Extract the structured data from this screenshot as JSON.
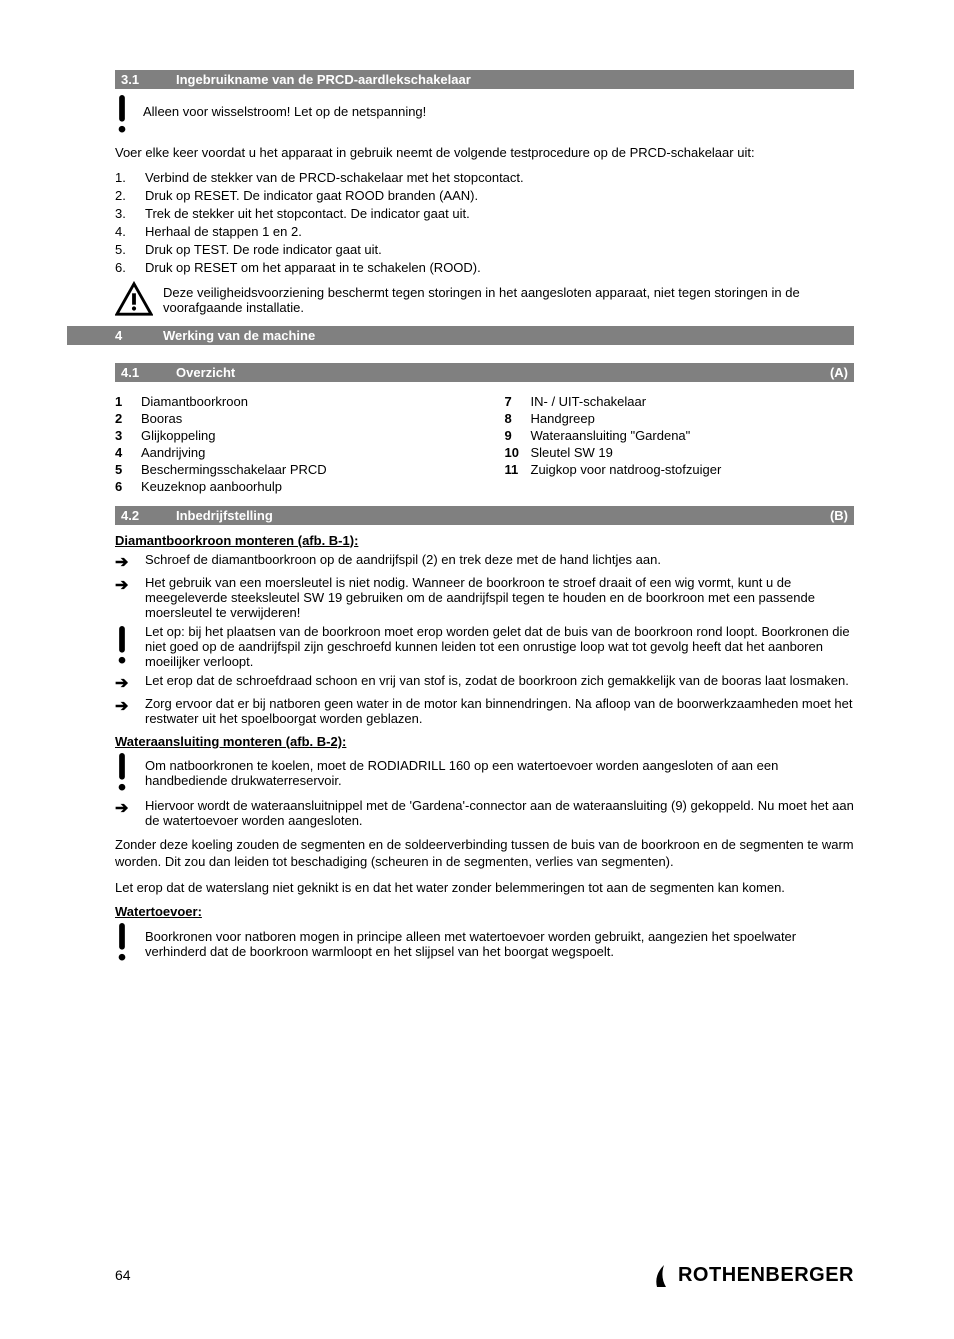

--

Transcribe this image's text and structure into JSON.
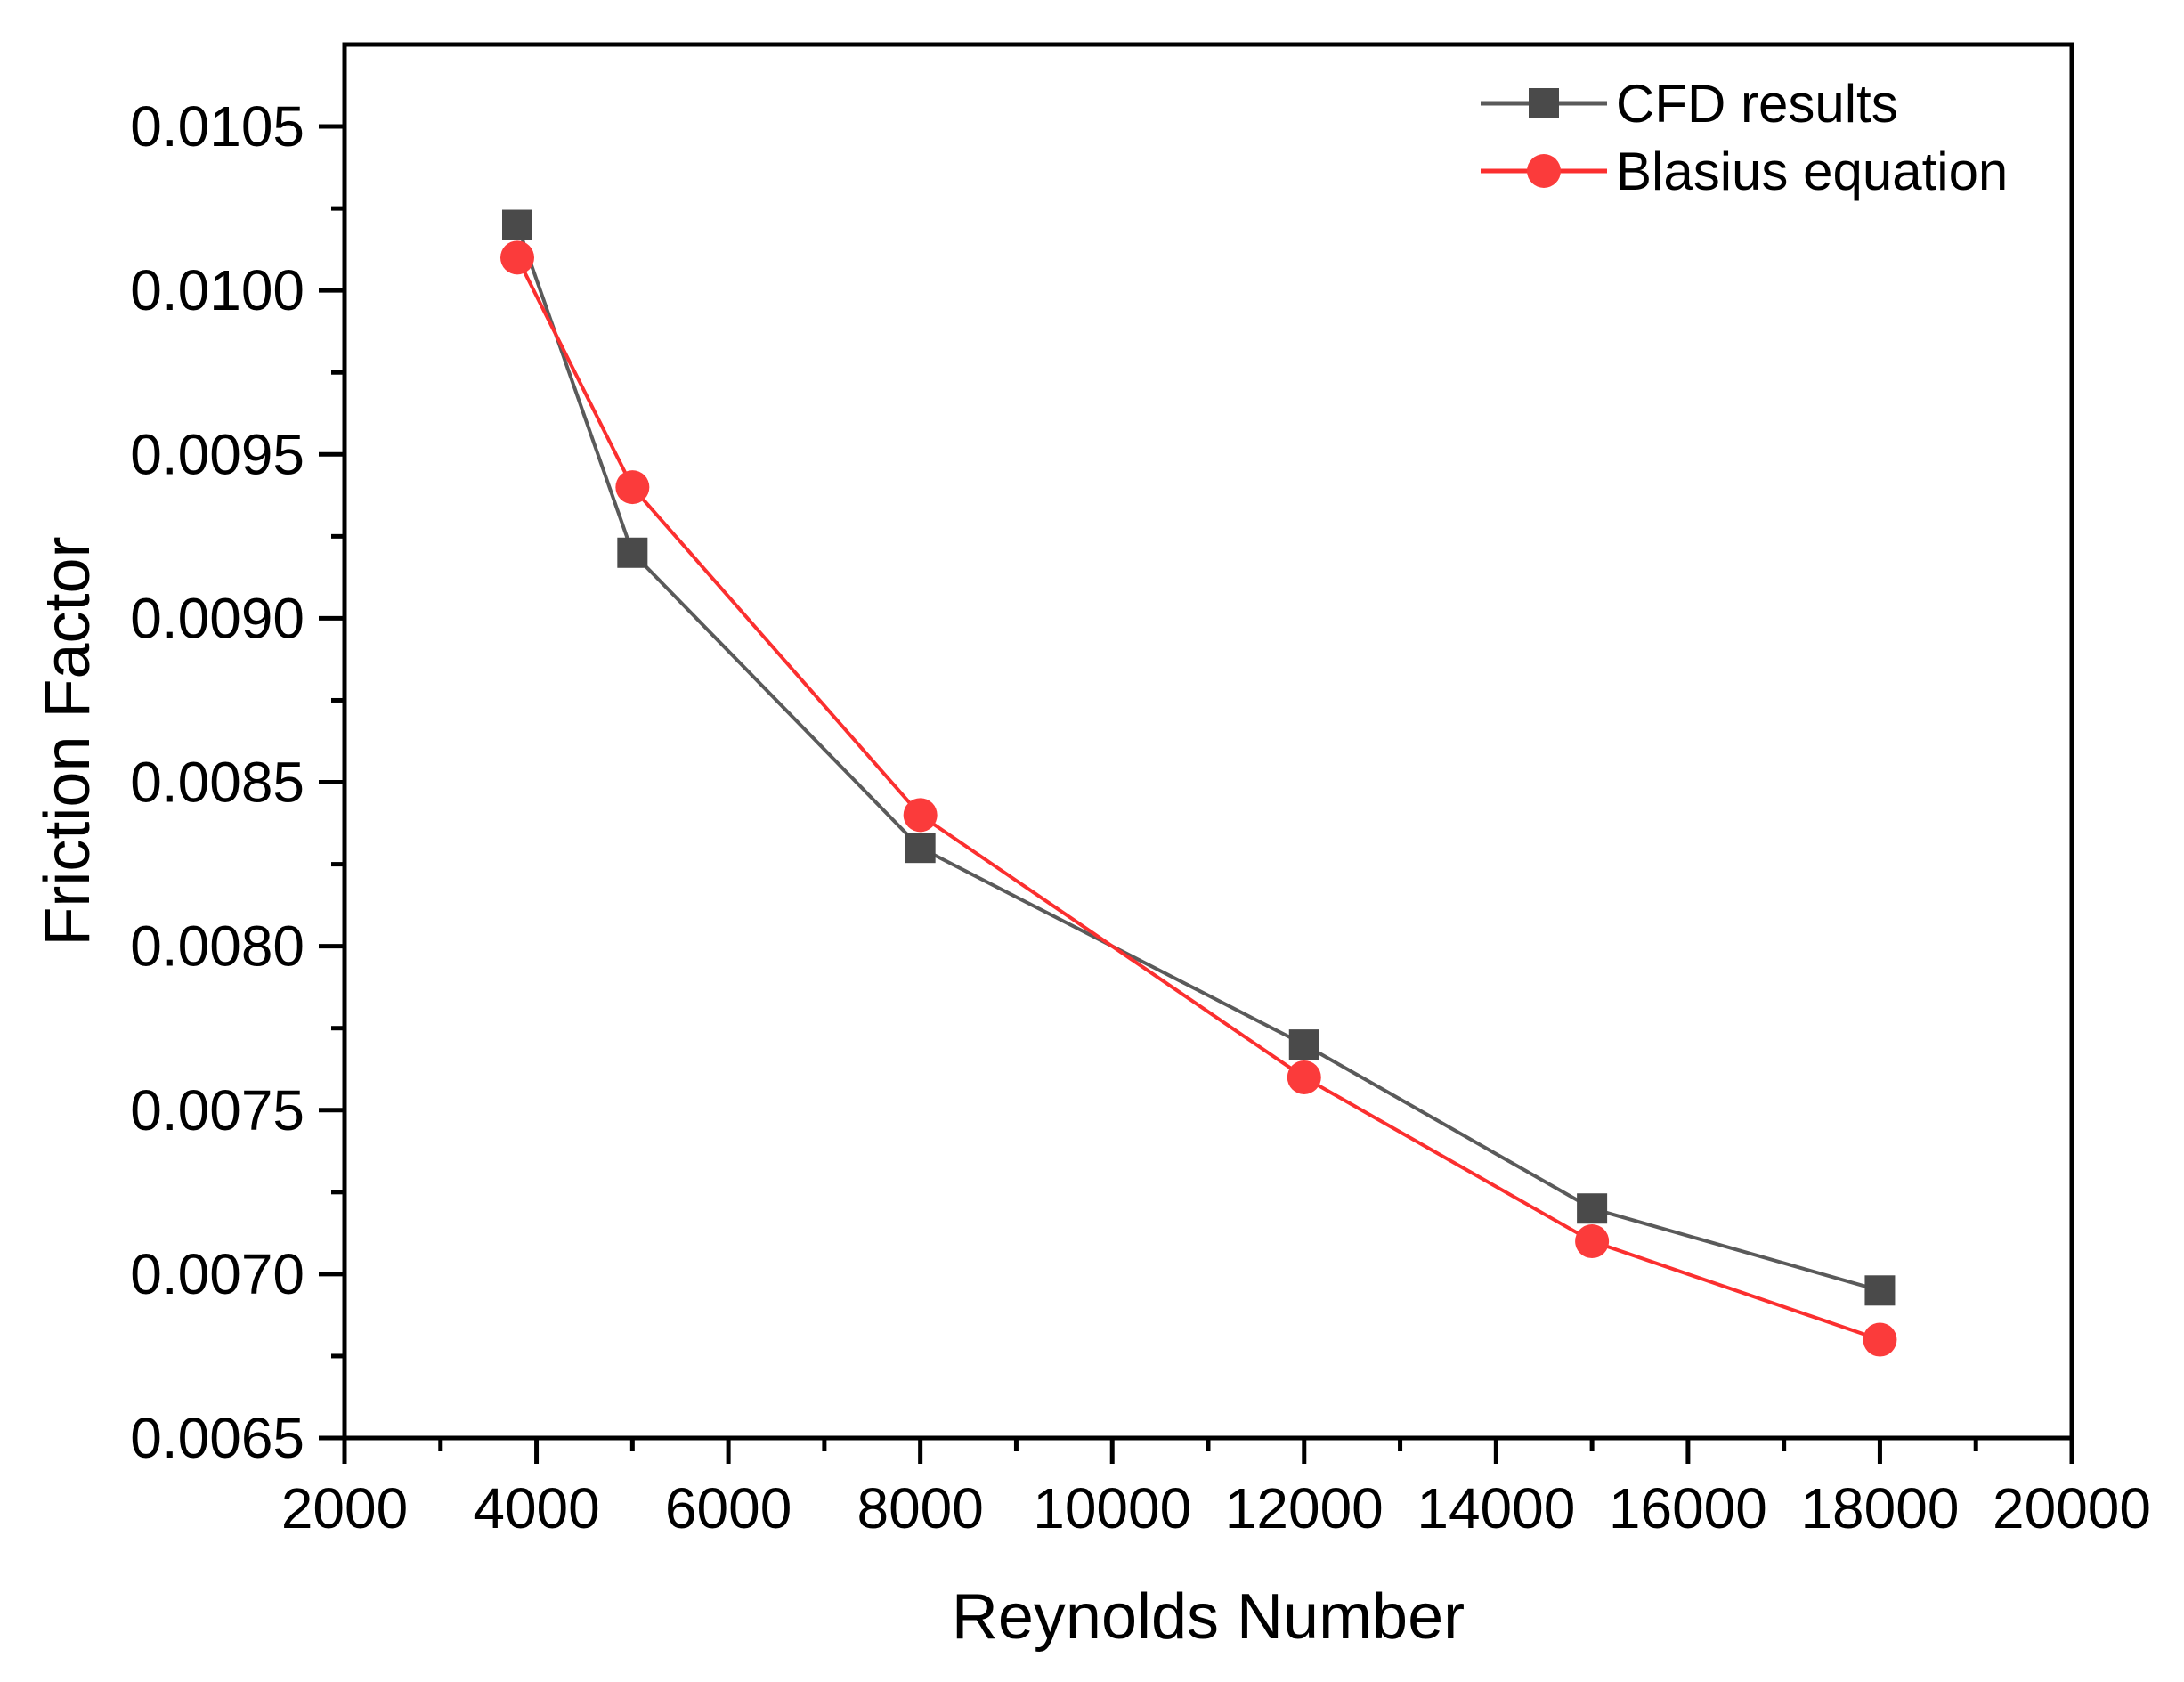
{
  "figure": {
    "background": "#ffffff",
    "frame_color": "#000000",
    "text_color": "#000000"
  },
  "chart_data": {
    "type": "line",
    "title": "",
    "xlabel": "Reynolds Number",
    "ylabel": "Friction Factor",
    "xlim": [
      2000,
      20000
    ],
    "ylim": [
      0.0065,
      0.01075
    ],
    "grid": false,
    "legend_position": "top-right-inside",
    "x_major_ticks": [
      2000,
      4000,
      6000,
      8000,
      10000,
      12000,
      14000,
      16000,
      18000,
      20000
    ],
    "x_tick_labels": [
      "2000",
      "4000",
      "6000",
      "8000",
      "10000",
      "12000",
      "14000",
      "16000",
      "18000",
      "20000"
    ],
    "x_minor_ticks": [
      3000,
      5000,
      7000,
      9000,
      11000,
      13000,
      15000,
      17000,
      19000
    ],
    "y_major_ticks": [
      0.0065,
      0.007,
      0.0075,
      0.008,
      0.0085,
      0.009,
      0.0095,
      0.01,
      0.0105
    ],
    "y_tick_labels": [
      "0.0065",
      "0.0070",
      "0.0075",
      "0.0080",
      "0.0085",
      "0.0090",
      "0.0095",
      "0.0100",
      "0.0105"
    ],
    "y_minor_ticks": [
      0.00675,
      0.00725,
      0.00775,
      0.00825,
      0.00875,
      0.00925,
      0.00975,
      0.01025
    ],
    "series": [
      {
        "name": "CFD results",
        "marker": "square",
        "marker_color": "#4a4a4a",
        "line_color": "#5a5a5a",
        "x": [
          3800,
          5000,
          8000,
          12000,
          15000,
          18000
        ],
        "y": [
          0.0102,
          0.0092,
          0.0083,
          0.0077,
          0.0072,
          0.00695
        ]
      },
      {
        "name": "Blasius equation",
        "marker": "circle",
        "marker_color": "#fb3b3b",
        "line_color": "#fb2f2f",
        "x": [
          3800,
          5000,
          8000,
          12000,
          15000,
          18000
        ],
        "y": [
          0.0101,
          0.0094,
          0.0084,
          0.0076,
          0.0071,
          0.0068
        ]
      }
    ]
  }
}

==

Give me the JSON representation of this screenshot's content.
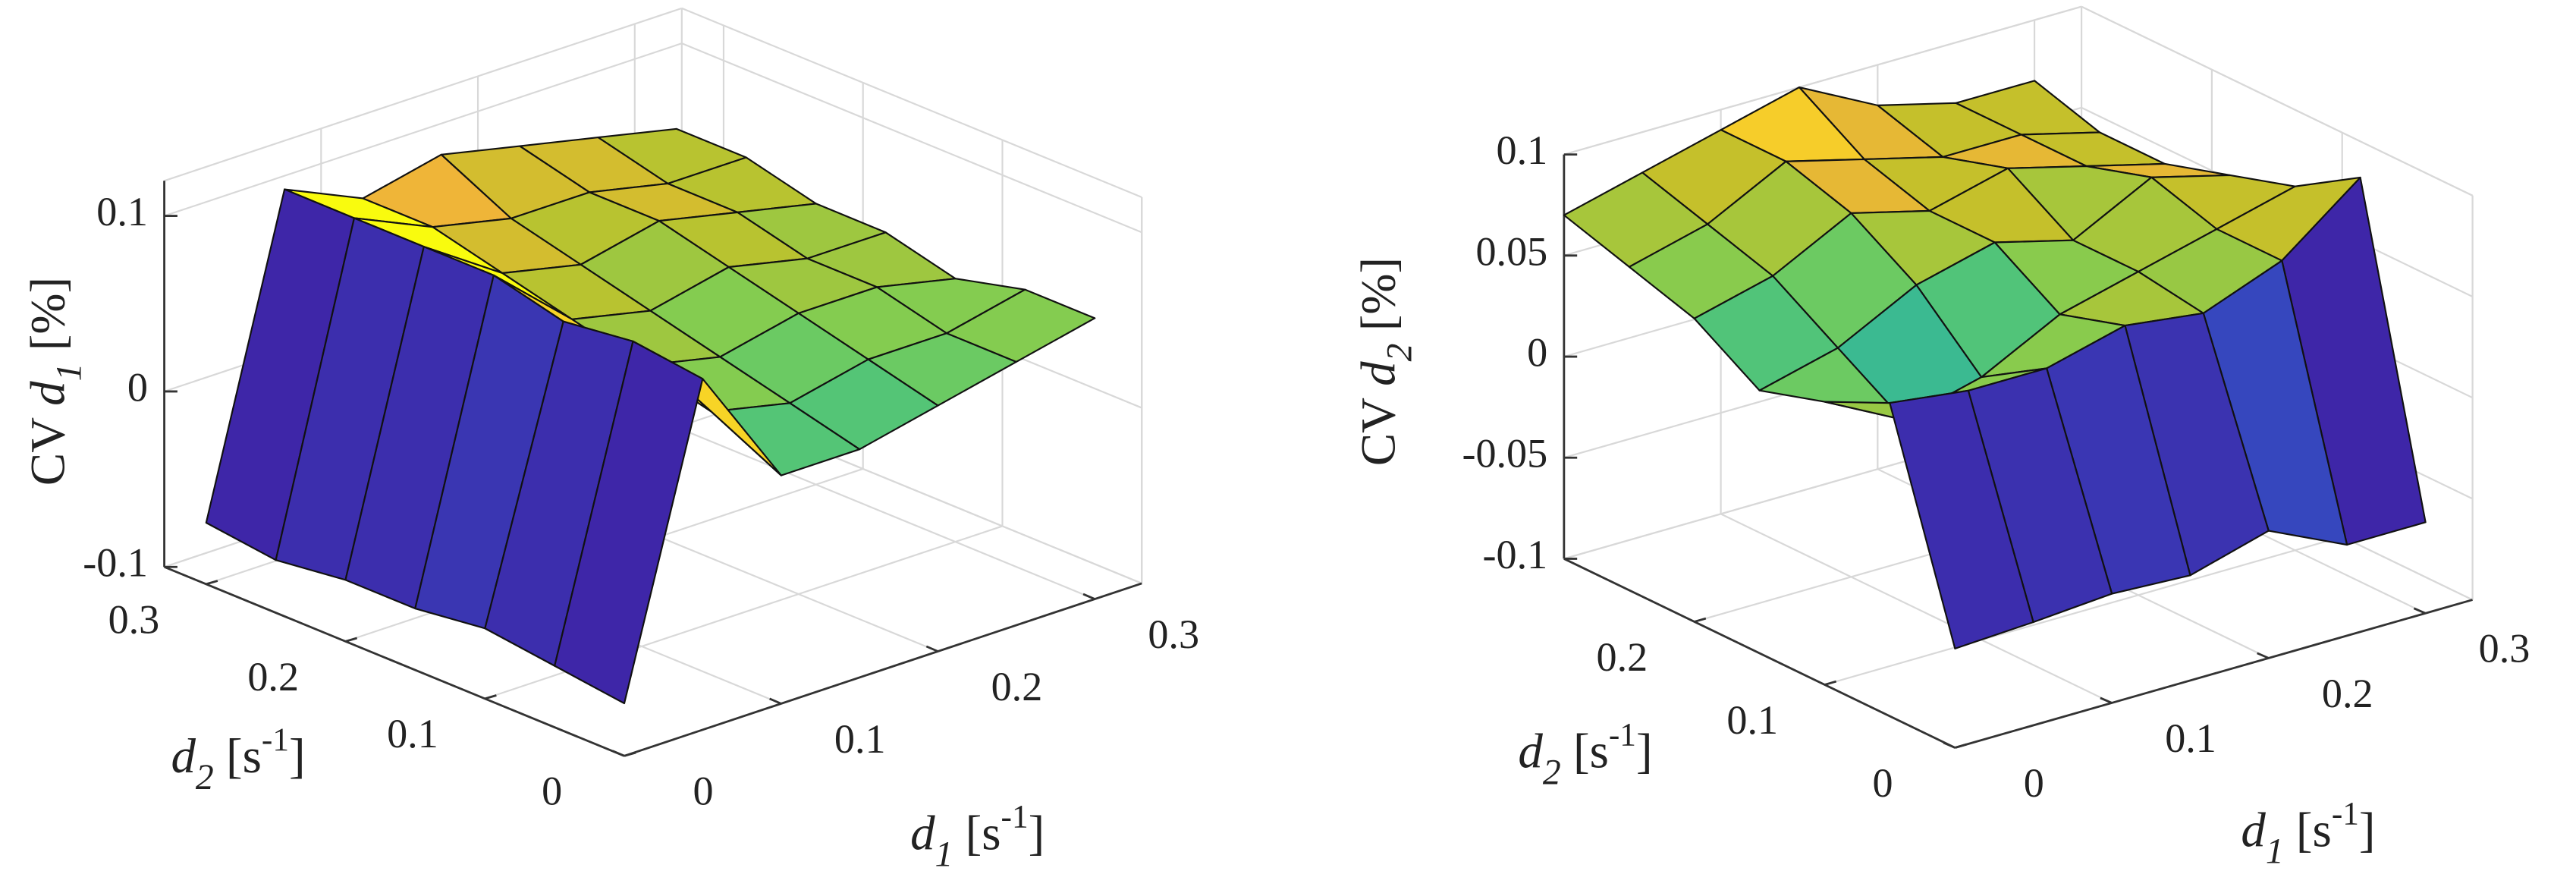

:: SHORT EXERCISE ::
Return each line where "screenshot" shows up.

:: TASK RESULT ::
Extract the structured data from this screenshot as JSON.
Give me the JSON representation of this screenshot's content.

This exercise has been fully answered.